* [WHAT THIS TASK INVOLVES]: Rewrite the entries starting at the first one and ending at the line containing "search-icon [16, 24, 30, 39]", replacing every "interactable" with "clickable" and leaving everything else unchanged.

* [Source data]:
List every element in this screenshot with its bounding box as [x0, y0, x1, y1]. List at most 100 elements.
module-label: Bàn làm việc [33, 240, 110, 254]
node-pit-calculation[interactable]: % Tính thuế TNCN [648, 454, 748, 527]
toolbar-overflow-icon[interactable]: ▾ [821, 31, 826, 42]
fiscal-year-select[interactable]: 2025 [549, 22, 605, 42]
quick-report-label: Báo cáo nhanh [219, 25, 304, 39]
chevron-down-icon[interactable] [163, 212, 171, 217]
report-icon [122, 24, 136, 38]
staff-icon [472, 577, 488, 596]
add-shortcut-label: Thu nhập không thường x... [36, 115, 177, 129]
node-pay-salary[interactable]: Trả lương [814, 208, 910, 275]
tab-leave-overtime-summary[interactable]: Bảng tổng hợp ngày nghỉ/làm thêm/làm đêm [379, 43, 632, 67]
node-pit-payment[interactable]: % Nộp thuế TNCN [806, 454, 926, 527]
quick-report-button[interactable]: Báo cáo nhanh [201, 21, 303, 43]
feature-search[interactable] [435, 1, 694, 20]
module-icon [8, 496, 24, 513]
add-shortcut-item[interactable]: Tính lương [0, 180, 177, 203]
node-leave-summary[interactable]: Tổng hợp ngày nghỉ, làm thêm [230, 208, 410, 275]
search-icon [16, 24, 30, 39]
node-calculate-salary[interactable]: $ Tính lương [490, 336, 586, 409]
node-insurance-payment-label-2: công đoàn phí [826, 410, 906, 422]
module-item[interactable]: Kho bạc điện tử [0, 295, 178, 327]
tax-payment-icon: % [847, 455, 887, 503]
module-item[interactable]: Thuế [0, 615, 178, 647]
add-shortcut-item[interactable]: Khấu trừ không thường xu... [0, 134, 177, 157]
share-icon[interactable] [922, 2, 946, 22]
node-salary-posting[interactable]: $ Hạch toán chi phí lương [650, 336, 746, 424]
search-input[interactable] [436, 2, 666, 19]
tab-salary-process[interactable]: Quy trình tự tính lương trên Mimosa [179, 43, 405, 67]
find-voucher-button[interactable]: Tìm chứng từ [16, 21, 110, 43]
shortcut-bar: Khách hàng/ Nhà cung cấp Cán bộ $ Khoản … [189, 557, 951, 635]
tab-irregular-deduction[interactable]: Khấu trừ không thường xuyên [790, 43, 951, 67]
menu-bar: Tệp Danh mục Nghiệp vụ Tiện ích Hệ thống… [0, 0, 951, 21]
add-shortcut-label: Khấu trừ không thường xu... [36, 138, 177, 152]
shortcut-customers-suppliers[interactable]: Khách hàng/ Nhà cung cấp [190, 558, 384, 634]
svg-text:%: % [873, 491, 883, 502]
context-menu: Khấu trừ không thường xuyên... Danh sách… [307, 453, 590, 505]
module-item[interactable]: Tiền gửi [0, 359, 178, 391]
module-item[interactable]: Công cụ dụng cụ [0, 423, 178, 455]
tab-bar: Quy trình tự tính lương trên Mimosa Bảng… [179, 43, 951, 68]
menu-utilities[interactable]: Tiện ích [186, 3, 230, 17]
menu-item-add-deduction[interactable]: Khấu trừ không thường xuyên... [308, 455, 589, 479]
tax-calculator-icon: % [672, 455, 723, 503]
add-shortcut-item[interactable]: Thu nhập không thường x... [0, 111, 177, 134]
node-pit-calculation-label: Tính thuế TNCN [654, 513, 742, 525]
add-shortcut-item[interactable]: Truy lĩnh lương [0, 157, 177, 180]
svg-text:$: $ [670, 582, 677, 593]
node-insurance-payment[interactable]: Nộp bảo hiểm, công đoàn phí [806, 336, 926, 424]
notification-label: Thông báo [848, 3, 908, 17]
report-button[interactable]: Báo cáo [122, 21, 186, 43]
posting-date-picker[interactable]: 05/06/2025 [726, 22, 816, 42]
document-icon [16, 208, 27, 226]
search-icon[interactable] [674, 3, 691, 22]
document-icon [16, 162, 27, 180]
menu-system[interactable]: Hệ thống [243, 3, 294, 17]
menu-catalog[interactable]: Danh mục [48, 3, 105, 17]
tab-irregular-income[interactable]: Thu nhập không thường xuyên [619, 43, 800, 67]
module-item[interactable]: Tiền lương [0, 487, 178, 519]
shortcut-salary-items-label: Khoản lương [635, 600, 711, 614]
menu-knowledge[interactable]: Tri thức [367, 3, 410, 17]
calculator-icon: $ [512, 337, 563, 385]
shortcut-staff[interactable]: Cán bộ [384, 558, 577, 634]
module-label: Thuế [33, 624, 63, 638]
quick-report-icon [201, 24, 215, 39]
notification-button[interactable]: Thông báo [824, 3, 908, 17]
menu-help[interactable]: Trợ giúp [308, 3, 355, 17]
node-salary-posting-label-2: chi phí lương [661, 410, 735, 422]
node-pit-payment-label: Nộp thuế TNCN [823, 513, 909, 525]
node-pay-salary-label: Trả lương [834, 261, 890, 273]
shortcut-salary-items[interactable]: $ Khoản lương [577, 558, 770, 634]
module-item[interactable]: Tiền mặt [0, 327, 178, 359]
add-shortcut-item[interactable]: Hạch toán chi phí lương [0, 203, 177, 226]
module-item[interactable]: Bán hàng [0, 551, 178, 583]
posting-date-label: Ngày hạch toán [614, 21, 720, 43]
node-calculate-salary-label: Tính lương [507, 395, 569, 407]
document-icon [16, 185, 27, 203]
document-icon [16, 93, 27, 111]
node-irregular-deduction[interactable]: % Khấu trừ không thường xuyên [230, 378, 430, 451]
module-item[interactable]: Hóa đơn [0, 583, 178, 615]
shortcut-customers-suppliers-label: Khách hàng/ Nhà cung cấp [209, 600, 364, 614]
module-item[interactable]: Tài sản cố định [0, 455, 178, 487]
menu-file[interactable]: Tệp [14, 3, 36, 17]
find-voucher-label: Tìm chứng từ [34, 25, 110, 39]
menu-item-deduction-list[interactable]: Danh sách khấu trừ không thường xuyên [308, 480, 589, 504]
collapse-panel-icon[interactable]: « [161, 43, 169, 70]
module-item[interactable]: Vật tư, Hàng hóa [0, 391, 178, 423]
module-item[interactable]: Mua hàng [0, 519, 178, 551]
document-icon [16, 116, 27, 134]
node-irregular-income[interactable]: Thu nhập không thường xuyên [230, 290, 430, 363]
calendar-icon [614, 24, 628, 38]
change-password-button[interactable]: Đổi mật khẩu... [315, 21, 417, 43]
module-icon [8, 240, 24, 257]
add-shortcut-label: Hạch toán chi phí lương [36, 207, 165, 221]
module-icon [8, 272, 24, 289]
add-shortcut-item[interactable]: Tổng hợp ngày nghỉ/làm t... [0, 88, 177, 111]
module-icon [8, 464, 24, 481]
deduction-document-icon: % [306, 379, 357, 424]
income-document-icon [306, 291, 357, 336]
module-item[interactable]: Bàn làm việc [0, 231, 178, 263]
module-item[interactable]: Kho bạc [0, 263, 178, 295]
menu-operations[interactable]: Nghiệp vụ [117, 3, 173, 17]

* [RESPONSE BELOW]:
List every element in this screenshot with its bounding box as [x0, y0, x1, y1]. List at most 100 elements.
module-label: Bàn làm việc [33, 240, 110, 254]
node-pit-calculation[clickable]: % Tính thuế TNCN [648, 454, 748, 527]
toolbar-overflow-icon[clickable]: ▾ [821, 31, 826, 42]
fiscal-year-select[clickable]: 2025 [549, 22, 605, 42]
quick-report-label: Báo cáo nhanh [219, 25, 304, 39]
chevron-down-icon[clickable] [163, 212, 171, 217]
report-icon [122, 24, 136, 38]
staff-icon [472, 577, 488, 596]
add-shortcut-label: Thu nhập không thường x... [36, 115, 177, 129]
node-pay-salary[clickable]: Trả lương [814, 208, 910, 275]
tab-leave-overtime-summary[clickable]: Bảng tổng hợp ngày nghỉ/làm thêm/làm đêm [379, 43, 632, 67]
node-pit-payment[clickable]: % Nộp thuế TNCN [806, 454, 926, 527]
quick-report-button[clickable]: Báo cáo nhanh [201, 21, 303, 43]
feature-search[clickable] [435, 1, 694, 20]
module-icon [8, 496, 24, 513]
add-shortcut-item[clickable]: Tính lương [0, 180, 177, 203]
node-leave-summary[clickable]: Tổng hợp ngày nghỉ, làm thêm [230, 208, 410, 275]
search-icon [16, 24, 30, 39]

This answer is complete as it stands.